Bayern Munich : les secrets d’une domination écrasante

Bayern Munich : les secrets d’une domination écrasante

Le Bayern Munich a décroché mardi dans la nuit le 30e titre de champion d’Allemagne de son histoire, le 8e consécutif et, surtout, le premier titre majeur décerné dans le football européen depuis la reprise postcoronavirus. Pour ce faire, le « Rekordmeister » a battu le Werder Brême (1-0) grâce à un but de Robert Lewandowski. Martin Meissner/Pool/AFP

Quinze titres de champion d’Allemagne au XXIe siècle, dont huit consécutifs, le dernier en date acquis mardi dans la nuit : le Bayern Munich écrase la concurrence en Bundesliga grâce à un cocktail détonant fondé sur l’argent, le recrutement et un esprit de famille désormais légendaire.

Biz-Hoeness modèle

Le Bayern a réalisé le quatrième plus gros chiffre d’affaires d’Europe (660 millions d’euros, hors filiales) en 2019-2020 derrière Barcelone, le Real Madrid et Manchester United. Le résultat de quatre décennies de travail de l’ancien président Uli Hoeness, dont la philosophie était claire : une croissance financée à 100 % par les revenus propres (stade, droits TV, produits dérivés, sponsoring), aucune dette et le refus obstiné de laisser entrer au capital des investisseurs majoritaires. « Nous n’avons pas de mécènes, seulement des partenaires », claironnait-il fièrement fin 2019 avant de passer la main. Le Bayern appartient majoritairement à ses supporteurs, ses sponsors principaux ne détenant que 25 % des parts. Le « trésor de guerre » placé en banque, dans la droite ligne de la philosophie des entrepreneurs allemands d’après-guerre (1939-1945), a permis au club de se sortir sans trop de dommages de la crise du coronavirus.

Joueurs emblématiques

Le Bayern s’efforce de recruter à long terme et choisit ses joueurs sur la capacité à s’intégrer dans la « famille » bavaroise. Müller, Lewandowski, Boateng, Neuer sont des piliers, qui s’identifient totalement au club depuis des années, comme l’étaient Robben et Ribéry avant eux. La nouvelle génération des Coman, Pavard, Gnabry ou Süle n’a pas non plus vocation à être revendue pour faire des plus-values. L’idée est de créer un noyau dur de cadres prêts à incarner l’esprit maison et à faire toute leur carrière en Bavière. Dans cette optique, l’identité nationale est également importante pour les dirigeants : six des titulaires actuels sont allemands. Une rareté parmi les clubs du top 10 européen.

Mia san mia

« Mia san mia », la devise du club en bavarois, signifie : « Nous sommes nous. » Toute l’Allemagne connaît ces trois mots, qui synthétisent parfaitement l’âme du Bayern : une incroyable confiance en soi qui puise sa force dans les racines bavaroises pour les fans ou une insupportable arrogance pour les anti-Bayern. « Ce club est particulier, assure l’entraîneur Hansi Flick, et notre Mia san mia est un atout lorsque nous négocions avec des joueurs qui sont aussi tentés d’aller autre part. » Peu de clubs au monde cultivent à ce point le culte de la victoire. Comme au Real Madrid, seule la « gagne » est acceptable à Munich, et tout autre résultat est interprété comme le possible début d’une crise. Mais ces dernières années, est également apparue l’exigence d’un jeu attractif. « Lorsque j’étais joueur au Bayern, se rappelle Flick, seule la victoire comptait, même 1-0, la manière n’avait pas d’importance. Aujourd’hui, la seule victoire ne suffit plus. »

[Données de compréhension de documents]
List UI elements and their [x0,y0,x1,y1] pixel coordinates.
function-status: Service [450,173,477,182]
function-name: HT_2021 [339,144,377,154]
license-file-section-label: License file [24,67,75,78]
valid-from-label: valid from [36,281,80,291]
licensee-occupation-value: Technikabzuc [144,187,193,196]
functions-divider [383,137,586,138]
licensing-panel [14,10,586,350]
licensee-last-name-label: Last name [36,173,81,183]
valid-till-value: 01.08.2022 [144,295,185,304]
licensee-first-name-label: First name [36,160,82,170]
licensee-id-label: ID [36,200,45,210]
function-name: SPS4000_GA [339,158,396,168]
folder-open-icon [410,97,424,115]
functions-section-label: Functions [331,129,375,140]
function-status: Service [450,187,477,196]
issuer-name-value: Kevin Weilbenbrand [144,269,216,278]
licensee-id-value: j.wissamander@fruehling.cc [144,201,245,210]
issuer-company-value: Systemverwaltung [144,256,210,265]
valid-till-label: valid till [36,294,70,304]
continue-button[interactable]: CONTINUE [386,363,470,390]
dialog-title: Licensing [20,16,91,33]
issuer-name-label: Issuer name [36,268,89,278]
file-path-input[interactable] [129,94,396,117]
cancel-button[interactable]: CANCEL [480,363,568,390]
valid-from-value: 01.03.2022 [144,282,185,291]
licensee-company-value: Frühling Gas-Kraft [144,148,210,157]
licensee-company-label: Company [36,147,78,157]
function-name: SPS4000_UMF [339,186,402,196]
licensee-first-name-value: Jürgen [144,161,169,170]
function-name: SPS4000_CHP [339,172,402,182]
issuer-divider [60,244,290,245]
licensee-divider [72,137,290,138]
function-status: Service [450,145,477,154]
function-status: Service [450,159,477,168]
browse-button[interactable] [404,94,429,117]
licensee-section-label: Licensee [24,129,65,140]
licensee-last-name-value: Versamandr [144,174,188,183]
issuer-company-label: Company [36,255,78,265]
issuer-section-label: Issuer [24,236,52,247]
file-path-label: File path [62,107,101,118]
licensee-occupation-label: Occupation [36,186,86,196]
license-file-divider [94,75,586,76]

> Série d'exercices
1. Pouvez-vous recopier, dans l'article sur le Bayern Munich, le passage qui débute aux mots « Quinze titres de » et s'achève après « famille désormais légendaire. » ?
2. Comment traduire en anglais cette phrase de l'article sur le Bayern Munich : « Peu de clubs au monde cultivent à ce point le culte de la victoire. » ?

> Réponses
1.
Quinze titres de champion d’Allemagne au XXIe siècle, dont huit consécutifs, le dernier en date acquis mardi dans la nuit : le Bayern Munich écrase la concurrence en Bundesliga grâce à un cocktail détonant fondé sur l’argent, le recrutement et un esprit de famille désormais légendaire.

2. Few clubs in the world cultivate the cult of victory to such a degree.